- **WHAT IS REQUIRED**: Copy out the entries below in full and exactly.

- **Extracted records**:
[start]

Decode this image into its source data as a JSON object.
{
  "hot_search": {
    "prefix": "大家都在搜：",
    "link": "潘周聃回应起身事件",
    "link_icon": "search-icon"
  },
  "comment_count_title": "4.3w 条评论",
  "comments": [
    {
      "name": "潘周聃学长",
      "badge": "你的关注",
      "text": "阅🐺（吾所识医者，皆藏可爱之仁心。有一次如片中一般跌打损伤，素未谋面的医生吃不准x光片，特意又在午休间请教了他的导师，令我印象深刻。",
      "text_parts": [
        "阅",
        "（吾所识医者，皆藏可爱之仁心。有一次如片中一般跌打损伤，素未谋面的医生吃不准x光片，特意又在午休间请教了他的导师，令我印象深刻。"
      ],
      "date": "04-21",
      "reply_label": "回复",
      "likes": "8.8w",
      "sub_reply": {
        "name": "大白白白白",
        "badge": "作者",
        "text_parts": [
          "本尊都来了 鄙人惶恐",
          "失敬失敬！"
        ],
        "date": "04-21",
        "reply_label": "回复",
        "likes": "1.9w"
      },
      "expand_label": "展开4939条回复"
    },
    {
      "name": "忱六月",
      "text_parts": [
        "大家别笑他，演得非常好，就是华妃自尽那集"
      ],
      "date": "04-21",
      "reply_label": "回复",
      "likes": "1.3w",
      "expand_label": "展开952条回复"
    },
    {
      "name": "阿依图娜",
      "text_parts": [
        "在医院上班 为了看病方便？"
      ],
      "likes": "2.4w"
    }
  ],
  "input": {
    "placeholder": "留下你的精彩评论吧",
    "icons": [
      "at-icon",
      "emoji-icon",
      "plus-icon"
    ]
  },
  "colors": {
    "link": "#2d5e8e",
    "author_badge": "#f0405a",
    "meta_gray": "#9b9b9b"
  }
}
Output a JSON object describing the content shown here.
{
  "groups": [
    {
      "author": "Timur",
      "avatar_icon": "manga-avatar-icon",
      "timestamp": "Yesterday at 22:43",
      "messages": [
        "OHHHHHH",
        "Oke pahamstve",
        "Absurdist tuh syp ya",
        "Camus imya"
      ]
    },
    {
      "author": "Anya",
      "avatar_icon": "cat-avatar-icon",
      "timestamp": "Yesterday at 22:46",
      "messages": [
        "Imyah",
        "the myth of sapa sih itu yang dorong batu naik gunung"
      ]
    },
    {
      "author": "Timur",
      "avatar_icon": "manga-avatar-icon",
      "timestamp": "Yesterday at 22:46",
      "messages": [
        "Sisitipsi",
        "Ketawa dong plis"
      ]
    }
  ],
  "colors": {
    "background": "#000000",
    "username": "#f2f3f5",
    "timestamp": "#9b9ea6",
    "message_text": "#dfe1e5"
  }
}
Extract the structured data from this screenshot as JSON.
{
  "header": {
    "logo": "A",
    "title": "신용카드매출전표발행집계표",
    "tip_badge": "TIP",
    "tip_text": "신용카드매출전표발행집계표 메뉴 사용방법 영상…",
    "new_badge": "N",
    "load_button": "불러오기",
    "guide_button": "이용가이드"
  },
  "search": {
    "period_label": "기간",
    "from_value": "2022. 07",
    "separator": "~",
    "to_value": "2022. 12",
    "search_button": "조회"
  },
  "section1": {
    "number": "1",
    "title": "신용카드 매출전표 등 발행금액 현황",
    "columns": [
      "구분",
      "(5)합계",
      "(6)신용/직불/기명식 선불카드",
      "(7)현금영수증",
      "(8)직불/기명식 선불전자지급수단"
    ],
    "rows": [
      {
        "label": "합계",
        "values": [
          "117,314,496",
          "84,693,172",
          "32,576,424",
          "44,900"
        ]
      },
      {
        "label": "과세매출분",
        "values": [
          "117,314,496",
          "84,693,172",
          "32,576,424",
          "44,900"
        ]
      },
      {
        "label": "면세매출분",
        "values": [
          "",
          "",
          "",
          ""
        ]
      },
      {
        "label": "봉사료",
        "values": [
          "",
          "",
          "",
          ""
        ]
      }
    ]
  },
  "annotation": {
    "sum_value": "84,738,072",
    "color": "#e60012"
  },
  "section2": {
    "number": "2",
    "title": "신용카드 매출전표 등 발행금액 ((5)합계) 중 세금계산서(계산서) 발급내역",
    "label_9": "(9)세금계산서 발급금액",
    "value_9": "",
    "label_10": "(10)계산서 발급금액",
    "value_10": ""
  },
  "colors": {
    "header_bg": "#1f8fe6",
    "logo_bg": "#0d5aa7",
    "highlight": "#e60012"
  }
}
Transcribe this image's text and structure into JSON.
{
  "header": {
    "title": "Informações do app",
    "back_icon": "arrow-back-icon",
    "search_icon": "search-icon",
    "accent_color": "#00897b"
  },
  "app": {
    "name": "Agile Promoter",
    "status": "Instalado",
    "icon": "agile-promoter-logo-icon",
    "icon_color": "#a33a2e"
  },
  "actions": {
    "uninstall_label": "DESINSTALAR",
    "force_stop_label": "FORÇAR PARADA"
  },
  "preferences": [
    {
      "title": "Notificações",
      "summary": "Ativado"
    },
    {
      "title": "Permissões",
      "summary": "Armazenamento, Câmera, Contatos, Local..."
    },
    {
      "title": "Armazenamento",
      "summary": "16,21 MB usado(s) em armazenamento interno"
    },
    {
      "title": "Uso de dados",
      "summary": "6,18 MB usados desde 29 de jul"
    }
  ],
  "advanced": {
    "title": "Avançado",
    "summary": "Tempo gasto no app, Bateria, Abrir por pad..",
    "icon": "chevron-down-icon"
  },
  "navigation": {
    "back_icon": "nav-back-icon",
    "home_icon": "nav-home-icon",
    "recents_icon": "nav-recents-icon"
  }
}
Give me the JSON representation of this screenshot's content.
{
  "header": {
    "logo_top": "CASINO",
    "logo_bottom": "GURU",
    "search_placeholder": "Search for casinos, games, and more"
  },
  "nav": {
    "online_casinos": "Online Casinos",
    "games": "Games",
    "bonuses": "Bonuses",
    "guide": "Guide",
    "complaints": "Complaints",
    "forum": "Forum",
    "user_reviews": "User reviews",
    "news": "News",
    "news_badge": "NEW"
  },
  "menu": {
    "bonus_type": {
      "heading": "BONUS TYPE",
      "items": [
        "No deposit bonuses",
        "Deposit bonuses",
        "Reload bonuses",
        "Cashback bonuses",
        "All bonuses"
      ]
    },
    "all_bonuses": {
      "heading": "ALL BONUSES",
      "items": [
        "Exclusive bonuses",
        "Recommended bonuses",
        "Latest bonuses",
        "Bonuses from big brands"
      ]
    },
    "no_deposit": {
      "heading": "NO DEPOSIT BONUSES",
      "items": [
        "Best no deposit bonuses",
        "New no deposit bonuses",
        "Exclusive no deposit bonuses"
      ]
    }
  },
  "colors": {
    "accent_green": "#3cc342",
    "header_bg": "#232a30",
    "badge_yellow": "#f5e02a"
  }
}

[end]

- **RESULT BELOW**:
Decode this image into its source data as a JSON object.
{
  "hot_search": {
    "prefix": "大家都在搜：",
    "link": "潘周聃回应起身事件",
    "link_icon": "search-icon"
  },
  "comment_count_title": "4.3w 条评论",
  "comments": [
    {
      "name": "潘周聃学长",
      "badge": "你的关注",
      "text": "阅🐺（吾所识医者，皆藏可爱之仁心。有一次如片中一般跌打损伤，素未谋面的医生吃不准x光片，特意又在午休间请教了他的导师，令我印象深刻。",
      "text_parts": [
        "阅",
        "（吾所识医者，皆藏可爱之仁心。有一次如片中一般跌打损伤，素未谋面的医生吃不准x光片，特意又在午休间请教了他的导师，令我印象深刻。"
      ],
      "date": "04-21",
      "reply_label": "回复",
      "likes": "8.8w",
      "sub_reply": {
        "name": "大白白白白",
        "badge": "作者",
        "text_parts": [
          "本尊都来了 鄙人惶恐",
          "失敬失敬！"
        ],
        "date": "04-21",
        "reply_label": "回复",
        "likes": "1.9w"
      },
      "expand_label": "展开4939条回复"
    },
    {
      "name": "忱六月",
      "text_parts": [
        "大家别笑他，演得非常好，就是华妃自尽那集"
      ],
      "date": "04-21",
      "reply_label": "回复",
      "likes": "1.3w",
      "expand_label": "展开952条回复"
    },
    {
      "name": "阿依图娜",
      "text_parts": [
        "在医院上班 为了看病方便？"
      ],
      "likes": "2.4w"
    }
  ],
  "input": {
    "placeholder": "留下你的精彩评论吧",
    "icons": [
      "at-icon",
      "emoji-icon",
      "plus-icon"
    ]
  },
  "colors": {
    "link": "#2d5e8e",
    "author_badge": "#f0405a",
    "meta_gray": "#9b9b9b"
  }
}
Output a JSON object describing the content shown here.
{
  "groups": [
    {
      "author": "Timur",
      "avatar_icon": "manga-avatar-icon",
      "timestamp": "Yesterday at 22:43",
      "messages": [
        "OHHHHHH",
        "Oke pahamstve",
        "Absurdist tuh syp ya",
        "Camus imya"
      ]
    },
    {
      "author": "Anya",
      "avatar_icon": "cat-avatar-icon",
      "timestamp": "Yesterday at 22:46",
      "messages": [
        "Imyah",
        "the myth of sapa sih itu yang dorong batu naik gunung"
      ]
    },
    {
      "author": "Timur",
      "avatar_icon": "manga-avatar-icon",
      "timestamp": "Yesterday at 22:46",
      "messages": [
        "Sisitipsi",
        "Ketawa dong plis"
      ]
    }
  ],
  "colors": {
    "background": "#000000",
    "username": "#f2f3f5",
    "timestamp": "#9b9ea6",
    "message_text": "#dfe1e5"
  }
}
Extract the structured data from this screenshot as JSON.
{
  "header": {
    "logo": "A",
    "title": "신용카드매출전표발행집계표",
    "tip_badge": "TIP",
    "tip_text": "신용카드매출전표발행집계표 메뉴 사용방법 영상…",
    "new_badge": "N",
    "load_button": "불러오기",
    "guide_button": "이용가이드"
  },
  "search": {
    "period_label": "기간",
    "from_value": "2022. 07",
    "separator": "~",
    "to_value": "2022. 12",
    "search_button": "조회"
  },
  "section1": {
    "number": "1",
    "title": "신용카드 매출전표 등 발행금액 현황",
    "columns": [
      "구분",
      "(5)합계",
      "(6)신용/직불/기명식 선불카드",
      "(7)현금영수증",
      "(8)직불/기명식 선불전자지급수단"
    ],
    "rows": [
      {
        "label": "합계",
        "values": [
          "117,314,496",
          "84,693,172",
          "32,576,424",
          "44,900"
        ]
      },
      {
        "label": "과세매출분",
        "values": [
          "117,314,496",
          "84,693,172",
          "32,576,424",
          "44,900"
        ]
      },
      {
        "label": "면세매출분",
        "values": [
          "",
          "",
          "",
          ""
        ]
      },
      {
        "label": "봉사료",
        "values": [
          "",
          "",
          "",
          ""
        ]
      }
    ]
  },
  "annotation": {
    "sum_value": "84,738,072",
    "color": "#e60012"
  },
  "section2": {
    "number": "2",
    "title": "신용카드 매출전표 등 발행금액 ((5)합계) 중 세금계산서(계산서) 발급내역",
    "label_9": "(9)세금계산서 발급금액",
    "value_9": "",
    "label_10": "(10)계산서 발급금액",
    "value_10": ""
  },
  "colors": {
    "header_bg": "#1f8fe6",
    "logo_bg": "#0d5aa7",
    "highlight": "#e60012"
  }
}
Transcribe this image's text and structure into JSON.
{
  "header": {
    "title": "Informações do app",
    "back_icon": "arrow-back-icon",
    "search_icon": "search-icon",
    "accent_color": "#00897b"
  },
  "app": {
    "name": "Agile Promoter",
    "status": "Instalado",
    "icon": "agile-promoter-logo-icon",
    "icon_color": "#a33a2e"
  },
  "actions": {
    "uninstall_label": "DESINSTALAR",
    "force_stop_label": "FORÇAR PARADA"
  },
  "preferences": [
    {
      "title": "Notificações",
      "summary": "Ativado"
    },
    {
      "title": "Permissões",
      "summary": "Armazenamento, Câmera, Contatos, Local..."
    },
    {
      "title": "Armazenamento",
      "summary": "16,21 MB usado(s) em armazenamento interno"
    },
    {
      "title": "Uso de dados",
      "summary": "6,18 MB usados desde 29 de jul"
    }
  ],
  "advanced": {
    "title": "Avançado",
    "summary": "Tempo gasto no app, Bateria, Abrir por pad..",
    "icon": "chevron-down-icon"
  },
  "navigation": {
    "back_icon": "nav-back-icon",
    "home_icon": "nav-home-icon",
    "recents_icon": "nav-recents-icon"
  }
}
Give me the JSON representation of this screenshot's content.
{
  "header": {
    "logo_top": "CASINO",
    "logo_bottom": "GURU",
    "search_placeholder": "Search for casinos, games, and more"
  },
  "nav": {
    "online_casinos": "Online Casinos",
    "games": "Games",
    "bonuses": "Bonuses",
    "guide": "Guide",
    "complaints": "Complaints",
    "forum": "Forum",
    "user_reviews": "User reviews",
    "news": "News",
    "news_badge": "NEW"
  },
  "menu": {
    "bonus_type": {
      "heading": "BONUS TYPE",
      "items": [
        "No deposit bonuses",
        "Deposit bonuses",
        "Reload bonuses",
        "Cashback bonuses",
        "All bonuses"
      ]
    },
    "all_bonuses": {
      "heading": "ALL BONUSES",
      "items": [
        "Exclusive bonuses",
        "Recommended bonuses",
        "Latest bonuses",
        "Bonuses from big brands"
      ]
    },
    "no_deposit": {
      "heading": "NO DEPOSIT BONUSES",
      "items": [
        "Best no deposit bonuses",
        "New no deposit bonuses",
        "Exclusive no deposit bonuses"
      ]
    }
  },
  "colors": {
    "accent_green": "#3cc342",
    "header_bg": "#232a30",
    "badge_yellow": "#f5e02a"
  }
}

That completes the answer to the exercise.